-- Start of Material --
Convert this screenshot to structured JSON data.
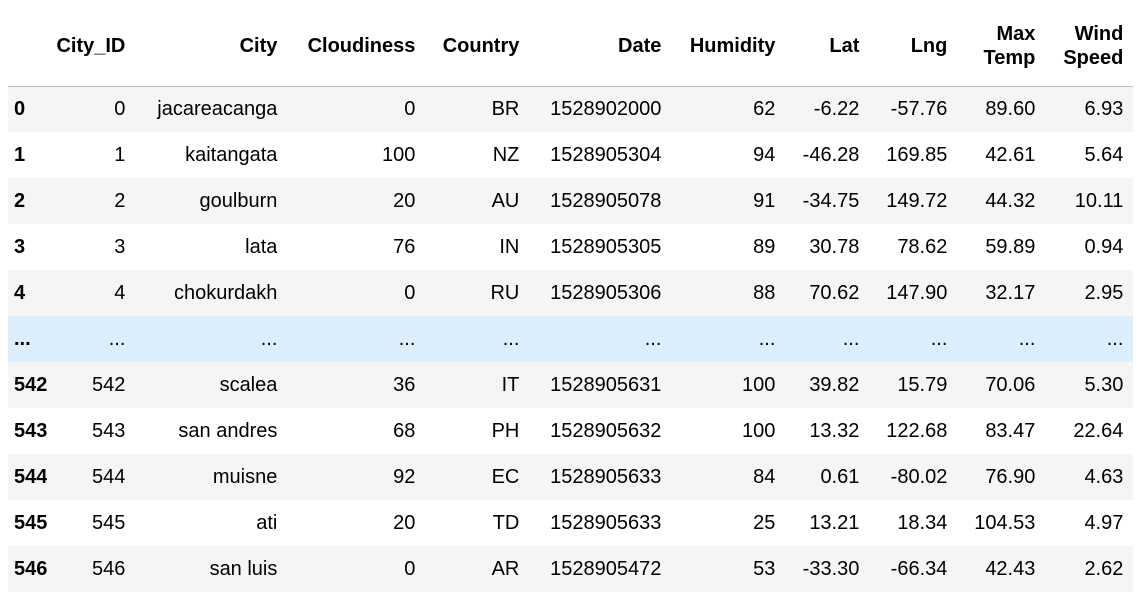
{
  "columns": [
    "City_ID",
    "City",
    "Cloudiness",
    "Country",
    "Date",
    "Humidity",
    "Lat",
    "Lng",
    "Max Temp",
    "Wind Speed"
  ],
  "rows": [
    {
      "index": "0",
      "cells": [
        "0",
        "jacareacanga",
        "0",
        "BR",
        "1528902000",
        "62",
        "-6.22",
        "-57.76",
        "89.60",
        "6.93"
      ]
    },
    {
      "index": "1",
      "cells": [
        "1",
        "kaitangata",
        "100",
        "NZ",
        "1528905304",
        "94",
        "-46.28",
        "169.85",
        "42.61",
        "5.64"
      ]
    },
    {
      "index": "2",
      "cells": [
        "2",
        "goulburn",
        "20",
        "AU",
        "1528905078",
        "91",
        "-34.75",
        "149.72",
        "44.32",
        "10.11"
      ]
    },
    {
      "index": "3",
      "cells": [
        "3",
        "lata",
        "76",
        "IN",
        "1528905305",
        "89",
        "30.78",
        "78.62",
        "59.89",
        "0.94"
      ]
    },
    {
      "index": "4",
      "cells": [
        "4",
        "chokurdakh",
        "0",
        "RU",
        "1528905306",
        "88",
        "70.62",
        "147.90",
        "32.17",
        "2.95"
      ]
    },
    {
      "index": "...",
      "cells": [
        "...",
        "...",
        "...",
        "...",
        "...",
        "...",
        "...",
        "...",
        "...",
        "..."
      ]
    },
    {
      "index": "542",
      "cells": [
        "542",
        "scalea",
        "36",
        "IT",
        "1528905631",
        "100",
        "39.82",
        "15.79",
        "70.06",
        "5.30"
      ]
    },
    {
      "index": "543",
      "cells": [
        "543",
        "san andres",
        "68",
        "PH",
        "1528905632",
        "100",
        "13.32",
        "122.68",
        "83.47",
        "22.64"
      ]
    },
    {
      "index": "544",
      "cells": [
        "544",
        "muisne",
        "92",
        "EC",
        "1528905633",
        "84",
        "0.61",
        "-80.02",
        "76.90",
        "4.63"
      ]
    },
    {
      "index": "545",
      "cells": [
        "545",
        "ati",
        "20",
        "TD",
        "1528905633",
        "25",
        "13.21",
        "18.34",
        "104.53",
        "4.97"
      ]
    },
    {
      "index": "546",
      "cells": [
        "546",
        "san luis",
        "0",
        "AR",
        "1528905472",
        "53",
        "-33.30",
        "-66.34",
        "42.43",
        "2.62"
      ]
    }
  ]
}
-- End of Material --
◆ Written problem
Skip the pictures, then retype every line above exactly.

◆ Output of the task
Convert this screenshot to structured JSON data.
{
  "columns": [
    "City_ID",
    "City",
    "Cloudiness",
    "Country",
    "Date",
    "Humidity",
    "Lat",
    "Lng",
    "Max Temp",
    "Wind Speed"
  ],
  "rows": [
    {
      "index": "0",
      "cells": [
        "0",
        "jacareacanga",
        "0",
        "BR",
        "1528902000",
        "62",
        "-6.22",
        "-57.76",
        "89.60",
        "6.93"
      ]
    },
    {
      "index": "1",
      "cells": [
        "1",
        "kaitangata",
        "100",
        "NZ",
        "1528905304",
        "94",
        "-46.28",
        "169.85",
        "42.61",
        "5.64"
      ]
    },
    {
      "index": "2",
      "cells": [
        "2",
        "goulburn",
        "20",
        "AU",
        "1528905078",
        "91",
        "-34.75",
        "149.72",
        "44.32",
        "10.11"
      ]
    },
    {
      "index": "3",
      "cells": [
        "3",
        "lata",
        "76",
        "IN",
        "1528905305",
        "89",
        "30.78",
        "78.62",
        "59.89",
        "0.94"
      ]
    },
    {
      "index": "4",
      "cells": [
        "4",
        "chokurdakh",
        "0",
        "RU",
        "1528905306",
        "88",
        "70.62",
        "147.90",
        "32.17",
        "2.95"
      ]
    },
    {
      "index": "...",
      "cells": [
        "...",
        "...",
        "...",
        "...",
        "...",
        "...",
        "...",
        "...",
        "...",
        "..."
      ]
    },
    {
      "index": "542",
      "cells": [
        "542",
        "scalea",
        "36",
        "IT",
        "1528905631",
        "100",
        "39.82",
        "15.79",
        "70.06",
        "5.30"
      ]
    },
    {
      "index": "543",
      "cells": [
        "543",
        "san andres",
        "68",
        "PH",
        "1528905632",
        "100",
        "13.32",
        "122.68",
        "83.47",
        "22.64"
      ]
    },
    {
      "index": "544",
      "cells": [
        "544",
        "muisne",
        "92",
        "EC",
        "1528905633",
        "84",
        "0.61",
        "-80.02",
        "76.90",
        "4.63"
      ]
    },
    {
      "index": "545",
      "cells": [
        "545",
        "ati",
        "20",
        "TD",
        "1528905633",
        "25",
        "13.21",
        "18.34",
        "104.53",
        "4.97"
      ]
    },
    {
      "index": "546",
      "cells": [
        "546",
        "san luis",
        "0",
        "AR",
        "1528905472",
        "53",
        "-33.30",
        "-66.34",
        "42.43",
        "2.62"
      ]
    }
  ]
}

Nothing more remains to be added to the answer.